§ **Required task**
Compute the number of lines that include the string "image", then output that number and nothing else.
START Material supplied
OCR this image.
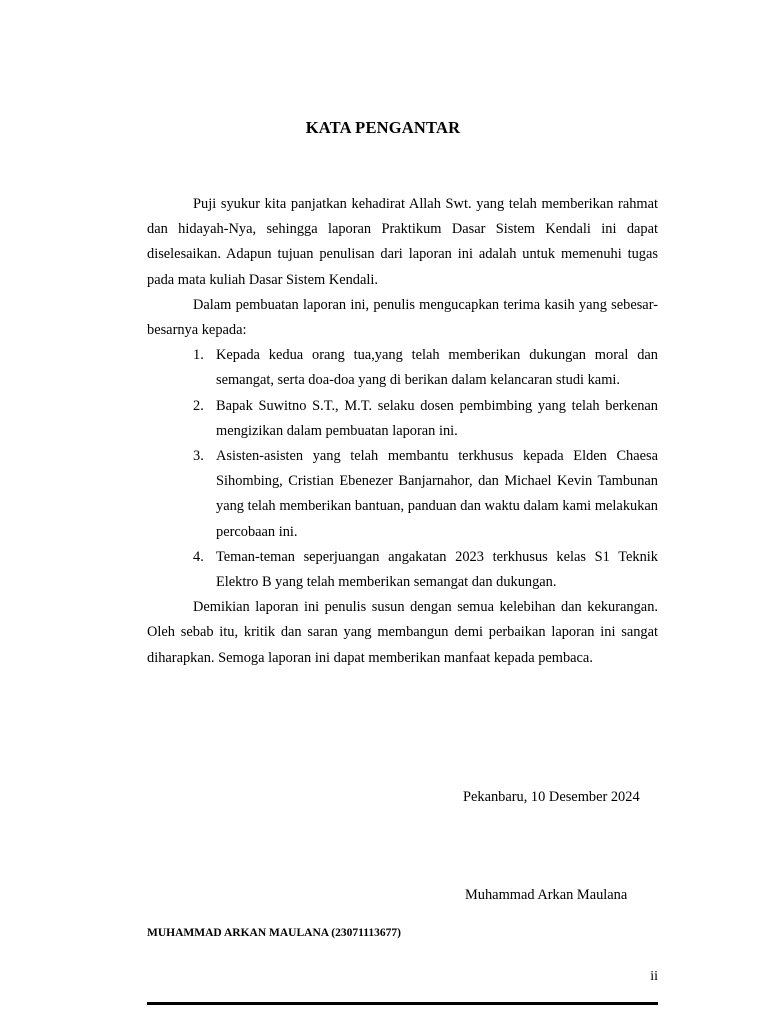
KATA PENGANTAR

Puji syukur kita panjatkan kehadirat Allah Swt. yang telah memberikan rahmat dan hidayah-Nya, sehingga laporan Praktikum Dasar Sistem Kendali ini dapat diselesaikan. Adapun tujuan penulisan dari laporan ini adalah untuk memenuhi tugas pada mata kuliah Dasar Sistem Kendali.

Dalam pembuatan laporan ini, penulis mengucapkan terima kasih yang sebesar-besarnya kepada:

1. Kepada kedua orang tua,yang telah memberikan dukungan moral dan semangat, serta doa-doa yang di berikan dalam kelancaran studi kami.
2. Bapak Suwitno S.T., M.T. selaku dosen pembimbing yang telah berkenan mengizikan dalam pembuatan laporan ini.
3. Asisten-asisten yang telah membantu terkhusus kepada Elden Chaesa Sihombing, Cristian Ebenezer Banjarnahor, dan Michael Kevin Tambunan yang telah memberikan bantuan, panduan dan waktu dalam kami melakukan percobaan ini.
4. Teman-teman seperjuangan angakatan 2023 terkhusus kelas S1 Teknik Elektro B yang telah memberikan semangat dan dukungan.

Demikian laporan ini penulis susun dengan semua kelebihan dan kekurangan. Oleh sebab itu, kritik dan saran yang membangun demi perbaikan laporan ini sangat diharapkan. Semoga laporan ini dapat memberikan manfaat kepada pembaca.

Pekanbaru, 10 Desember 2024
Muhammad Arkan Maulana
MUHAMMAD ARKAN MAULANA (23071113677)
ii
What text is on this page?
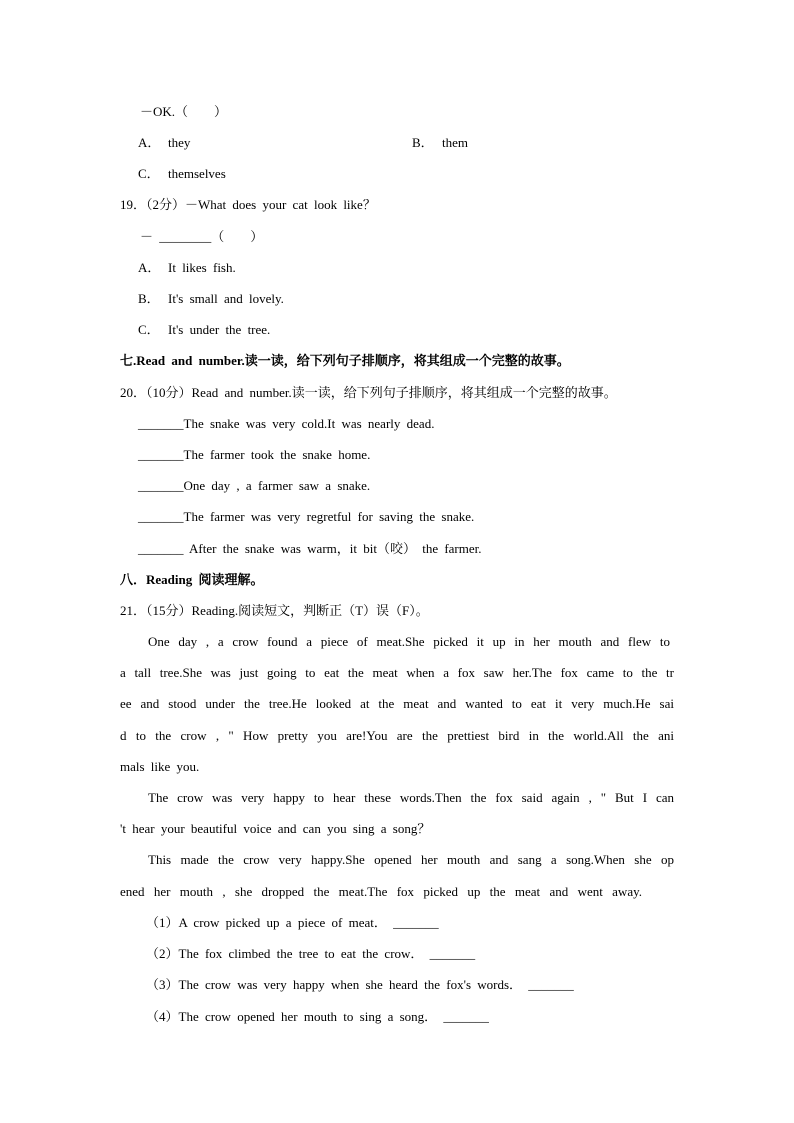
－OK.（　　）
A． they	B． them
C． themselves
19．（2分）－What does your cat look like？
－ ________（　　）
A． It likes fish.
B． It's small and lovely.
C． It's under the tree.
七.Read and number.读一读，给下列句子排顺序，将其组成一个完整的故事。
20．（10分）Read and number.读一读，给下列句子排顺序，将其组成一个完整的故事。
_______The snake was very cold.It was nearly dead.
_______The farmer took the snake home.
_______One day , a farmer saw a snake.
_______The farmer was very regretful for saving the snake.
_______ After the snake was warm，it bit（咬） the farmer.
八．Reading 阅读理解。
21．（15分）Reading.阅读短文，判断正（T）误（F）。
One day , a crow found a piece of meat.She picked it up in her mouth and flew to
a tall tree.She was just going to eat the meat when a fox saw her.The fox came to the tr
ee and stood under the tree.He looked at the meat and wanted to eat it very much.He sai
d to the crow , " How pretty you are!You are the prettiest bird in the world.All the ani
mals like you.
The crow was very happy to hear these words.Then the fox said again , " But I can
't hear your beautiful voice and can you sing a song？
This made the crow very happy.She opened her mouth and sang a song.When she op
ened her mouth , she dropped the meat.The fox picked up the meat and went away.
（1）A crow picked up a piece of meat． _______
（2）The fox climbed the tree to eat the crow． _______
（3）The crow was very happy when she heard the fox's words． _______
（4）The crow opened her mouth to sing a song． _______
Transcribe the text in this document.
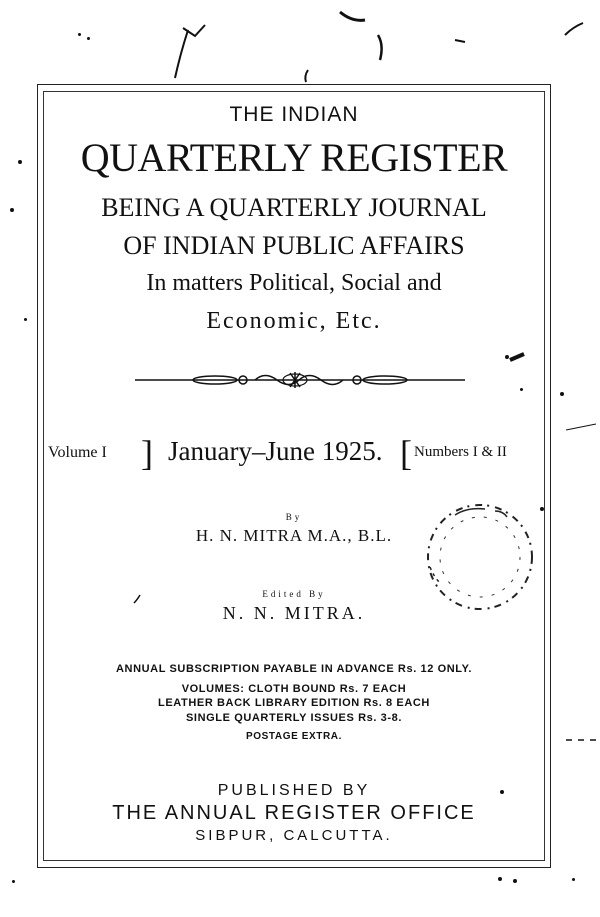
THE INDIAN
QUARTERLY REGISTER
BEING A QUARTERLY JOURNAL
OF INDIAN PUBLIC AFFAIRS
In matters Political, Social and
Economic, Etc.
Volume I ] January–June 1925. [ Numbers I & II
By
H. N. MITRA M.A., B.L.
Edited By
N. N. MITRA.
ANNUAL SUBSCRIPTION PAYABLE IN ADVANCE Rs. 12 ONLY.
VOLUMES: CLOTH BOUND Rs. 7 EACH
LEATHER BACK LIBRARY EDITION Rs. 8 EACH
SINGLE QUARTERLY ISSUES Rs. 3-8.
POSTAGE EXTRA.
PUBLISHED BY
THE ANNUAL REGISTER OFFICE
SIBPUR, CALCUTTA.
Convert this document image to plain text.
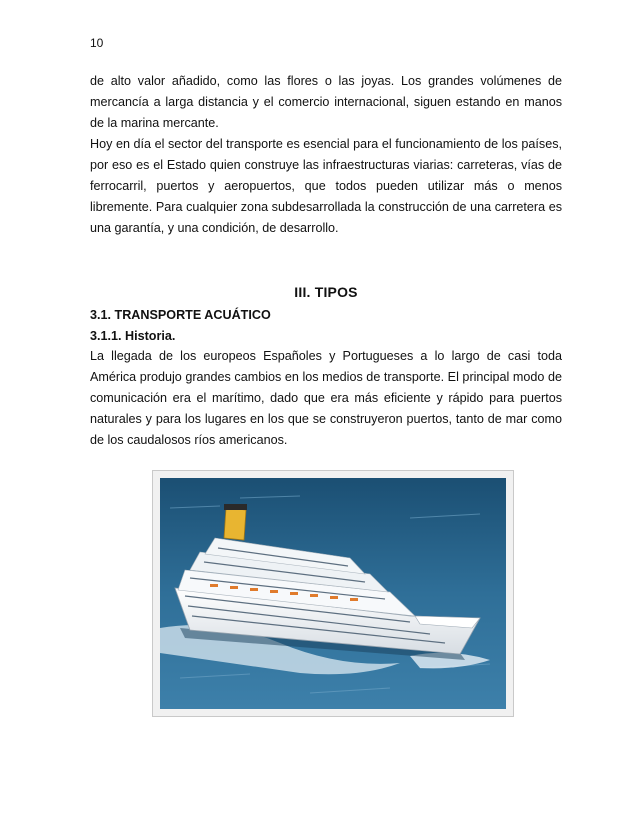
10

de alto valor añadido, como las flores o las joyas. Los grandes volúmenes de mercancía a larga distancia y el comercio internacional, siguen estando en manos de la marina mercante.

Hoy en día el sector del transporte es esencial para el funcionamiento de los países, por eso es el Estado quien construye las infraestructuras viarias: carreteras, vías de ferrocarril, puertos y aeropuertos, que todos pueden utilizar más o menos libremente. Para cualquier zona subdesarrollada la construcción de una carretera es una garantía, y una condición, de desarrollo.

III. TIPOS
3.1. TRANSPORTE ACUÁTICO
3.1.1. Historia.

La llegada de los europeos Españoles y Portugueses a lo largo de casi toda América produjo grandes cambios en los medios de transporte. El principal modo de comunicación era el marítimo, dado que era más eficiente y rápido para puertos naturales y para los lugares en los que se construyeron puertos, tanto de mar como de los caudalosos ríos americanos.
END Material supplied
§ **Finished task**
2